··· RECORDS TO PROCESS ···

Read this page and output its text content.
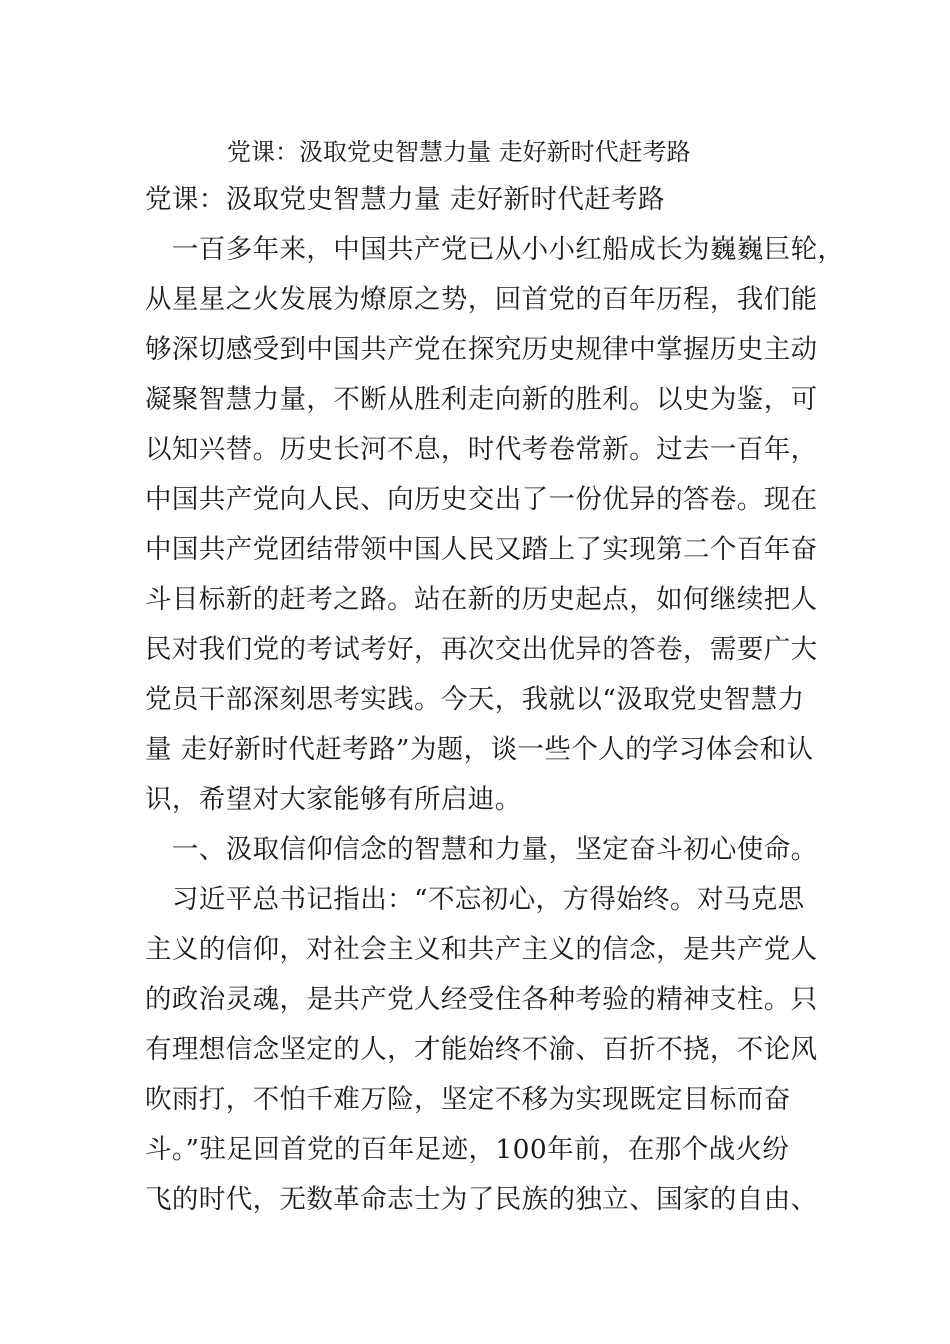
党课：汲取党史智慧力量 走好新时代赶考路
党课：汲取党史智慧力量 走好新时代赶考路
　一百多年来，中国共产党已从小小红船成长为巍巍巨轮，
从星星之火发展为燎原之势，回首党的百年历程，我们能
够深切感受到中国共产党在探究历史规律中掌握历史主动
凝聚智慧力量，不断从胜利走向新的胜利。以史为鉴，可
以知兴替。历史长河不息，时代考卷常新。过去一百年，
中国共产党向人民、向历史交出了一份优异的答卷。现在
中国共产党团结带领中国人民又踏上了实现第二个百年奋
斗目标新的赶考之路。站在新的历史起点，如何继续把人
民对我们党的考试考好，再次交出优异的答卷，需要广大
党员干部深刻思考实践。今天，我就以“汲取党史智慧力
量 走好新时代赶考路”为题，谈一些个人的学习体会和认
识，希望对大家能够有所启迪。
　一、汲取信仰信念的智慧和力量，坚定奋斗初心使命。
　习近平总书记指出：“不忘初心，方得始终。对马克思
主义的信仰，对社会主义和共产主义的信念，是共产党人
的政治灵魂，是共产党人经受住各种考验的精神支柱。只
有理想信念坚定的人，才能始终不渝、百折不挠，不论风
吹雨打，不怕千难万险，坚定不移为实现既定目标而奋
斗。”驻足回首党的百年足迹，100年前，在那个战火纷
飞的时代，无数革命志士为了民族的独立、国家的自由、
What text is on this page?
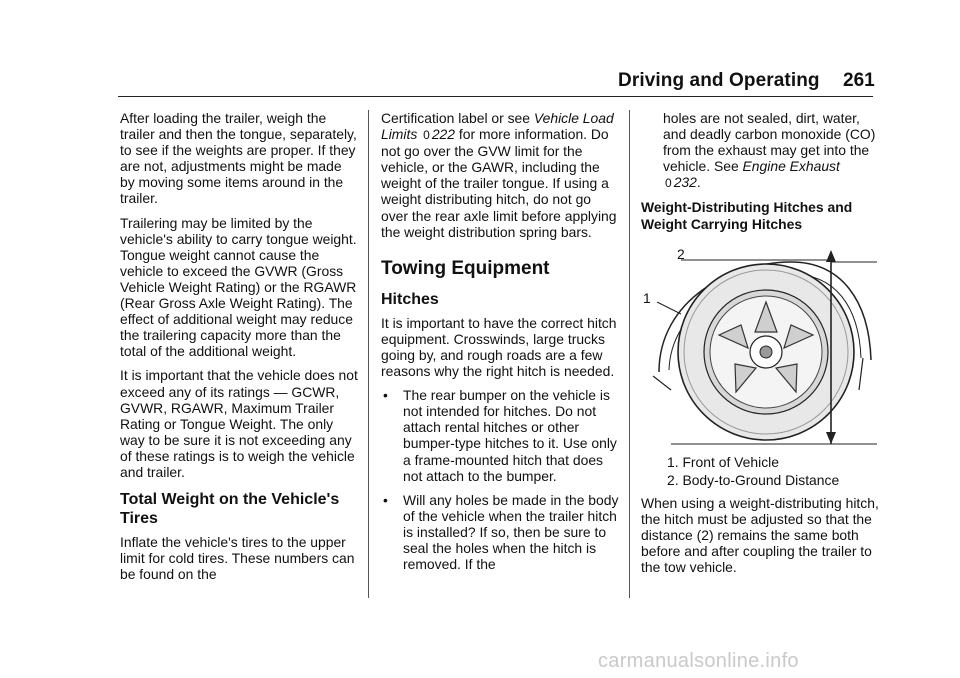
Driving and Operating 261

After loading the trailer, weigh the trailer and then the tongue, separately, to see if the weights are proper. If they are not, adjustments might be made by moving some items around in the trailer.

Trailering may be limited by the vehicle's ability to carry tongue weight. Tongue weight cannot cause the vehicle to exceed the GVWR (Gross Vehicle Weight Rating) or the RGAWR (Rear Gross Axle Weight Rating). The effect of additional weight may reduce the trailering capacity more than the total of the additional weight.

It is important that the vehicle does not exceed any of its ratings — GCWR, GVWR, RGAWR, Maximum Trailer Rating or Tongue Weight. The only way to be sure it is not exceeding any of these ratings is to weigh the vehicle and trailer.

Total Weight on the Vehicle's Tires

Inflate the vehicle's tires to the upper limit for cold tires. These numbers can be found on the

Certification label or see Vehicle Load Limits 0 222 for more information. Do not go over the GVW limit for the vehicle, or the GAWR, including the weight of the trailer tongue. If using a weight distributing hitch, do not go over the rear axle limit before applying the weight distribution spring bars.

Towing Equipment
Hitches

It is important to have the correct hitch equipment. Crosswinds, large trucks going by, and rough roads are a few reasons why the right hitch is needed.

• The rear bumper on the vehicle is not intended for hitches. Do not attach rental hitches or other bumper-type hitches to it. Use only a frame-mounted hitch that does not attach to the bumper.
• Will any holes be made in the body of the vehicle when the trailer hitch is installed? If so, then be sure to seal the holes when the hitch is removed. If the

holes are not sealed, dirt, water, and deadly carbon monoxide (CO) from the exhaust may get into the vehicle. See Engine Exhaust 0 232.

Weight-Distributing Hitches and Weight Carrying Hitches
2
1
1. Front of Vehicle
2. Body-to-Ground Distance

When using a weight-distributing hitch, the hitch must be adjusted so that the distance (2) remains the same both before and after coupling the trailer to the tow vehicle.

carmanualsonline.info
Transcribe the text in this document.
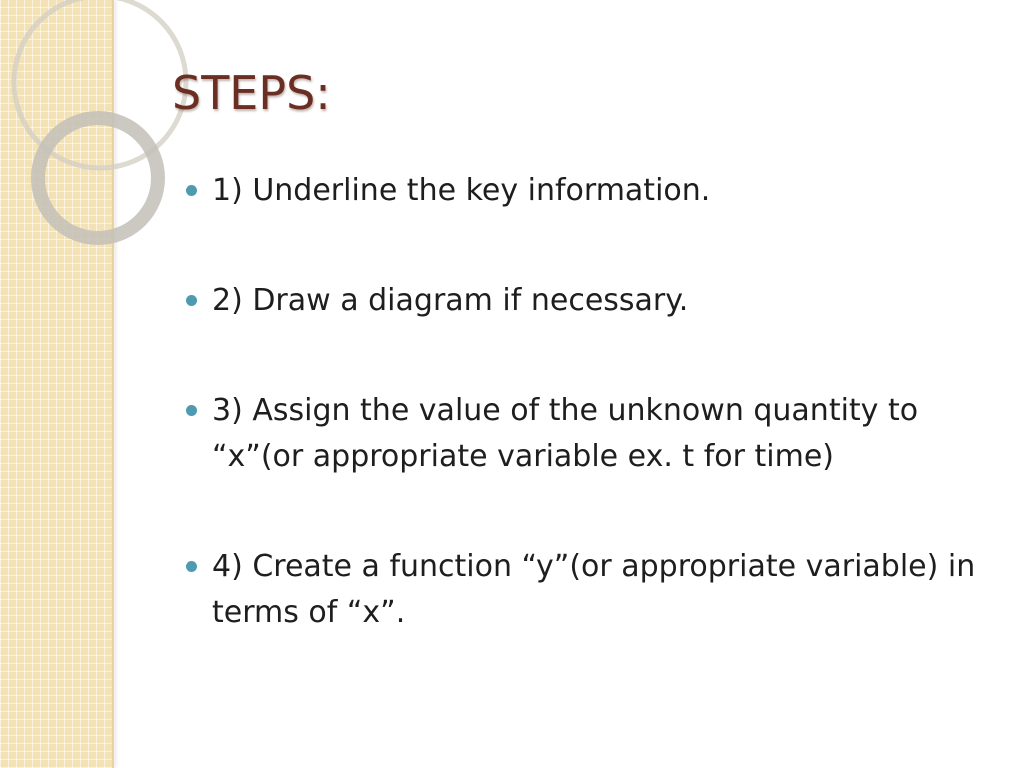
STEPS:
1) Underline the key information.
2) Draw a diagram if necessary.
3) Assign the value of the unknown quantity to “x”(or appropriate variable ex. t for time)
4) Create a function “y”(or appropriate variable) in terms of “x”.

···

• **EXERCISE INSTRUCTIONS**:
Reproduce every record above exactly, omitting the pictures.

• **ANSWER FOR THE TASK**:
Read this page and output its text content.
党课：汲取党史智慧力量 走好新时代赶考路
党课：汲取党史智慧力量 走好新时代赶考路
　一百多年来，中国共产党已从小小红船成长为巍巍巨轮，
从星星之火发展为燎原之势，回首党的百年历程，我们能
够深切感受到中国共产党在探究历史规律中掌握历史主动
凝聚智慧力量，不断从胜利走向新的胜利。以史为鉴，可
以知兴替。历史长河不息，时代考卷常新。过去一百年，
中国共产党向人民、向历史交出了一份优异的答卷。现在
中国共产党团结带领中国人民又踏上了实现第二个百年奋
斗目标新的赶考之路。站在新的历史起点，如何继续把人
民对我们党的考试考好，再次交出优异的答卷，需要广大
党员干部深刻思考实践。今天，我就以“汲取党史智慧力
量 走好新时代赶考路”为题，谈一些个人的学习体会和认
识，希望对大家能够有所启迪。
　一、汲取信仰信念的智慧和力量，坚定奋斗初心使命。
　习近平总书记指出：“不忘初心，方得始终。对马克思
主义的信仰，对社会主义和共产主义的信念，是共产党人
的政治灵魂，是共产党人经受住各种考验的精神支柱。只
有理想信念坚定的人，才能始终不渝、百折不挠，不论风
吹雨打，不怕千难万险，坚定不移为实现既定目标而奋
斗。”驻足回首党的百年足迹，100年前，在那个战火纷
飞的时代，无数革命志士为了民族的独立、国家的自由、
What text is on this page?
Driving and Operating 261

After loading the trailer, weigh the trailer and then the tongue, separately, to see if the weights are proper. If they are not, adjustments might be made by moving some items around in the trailer.

Trailering may be limited by the vehicle's ability to carry tongue weight. Tongue weight cannot cause the vehicle to exceed the GVWR (Gross Vehicle Weight Rating) or the RGAWR (Rear Gross Axle Weight Rating). The effect of additional weight may reduce the trailering capacity more than the total of the additional weight.

It is important that the vehicle does not exceed any of its ratings — GCWR, GVWR, RGAWR, Maximum Trailer Rating or Tongue Weight. The only way to be sure it is not exceeding any of these ratings is to weigh the vehicle and trailer.

Total Weight on the Vehicle's Tires

Inflate the vehicle's tires to the upper limit for cold tires. These numbers can be found on the

Certification label or see Vehicle Load Limits 0 222 for more information. Do not go over the GVW limit for the vehicle, or the GAWR, including the weight of the trailer tongue. If using a weight distributing hitch, do not go over the rear axle limit before applying the weight distribution spring bars.

Towing Equipment
Hitches

It is important to have the correct hitch equipment. Crosswinds, large trucks going by, and rough roads are a few reasons why the right hitch is needed.

• The rear bumper on the vehicle is not intended for hitches. Do not attach rental hitches or other bumper-type hitches to it. Use only a frame-mounted hitch that does not attach to the bumper.
• Will any holes be made in the body of the vehicle when the trailer hitch is installed? If so, then be sure to seal the holes when the hitch is removed. If the

holes are not sealed, dirt, water, and deadly carbon monoxide (CO) from the exhaust may get into the vehicle. See Engine Exhaust 0 232.

Weight-Distributing Hitches and Weight Carrying Hitches
2
1
1. Front of Vehicle
2. Body-to-Ground Distance

When using a weight-distributing hitch, the hitch must be adjusted so that the distance (2) remains the same both before and after coupling the trailer to the tow vehicle.

carmanualsonline.info
Transcribe the text in this document.
STEPS:
1) Underline the key information.
2) Draw a diagram if necessary.
3) Assign the value of the unknown quantity to “x”(or appropriate variable ex. t for time)
4) Create a function “y”(or appropriate variable) in terms of “x”.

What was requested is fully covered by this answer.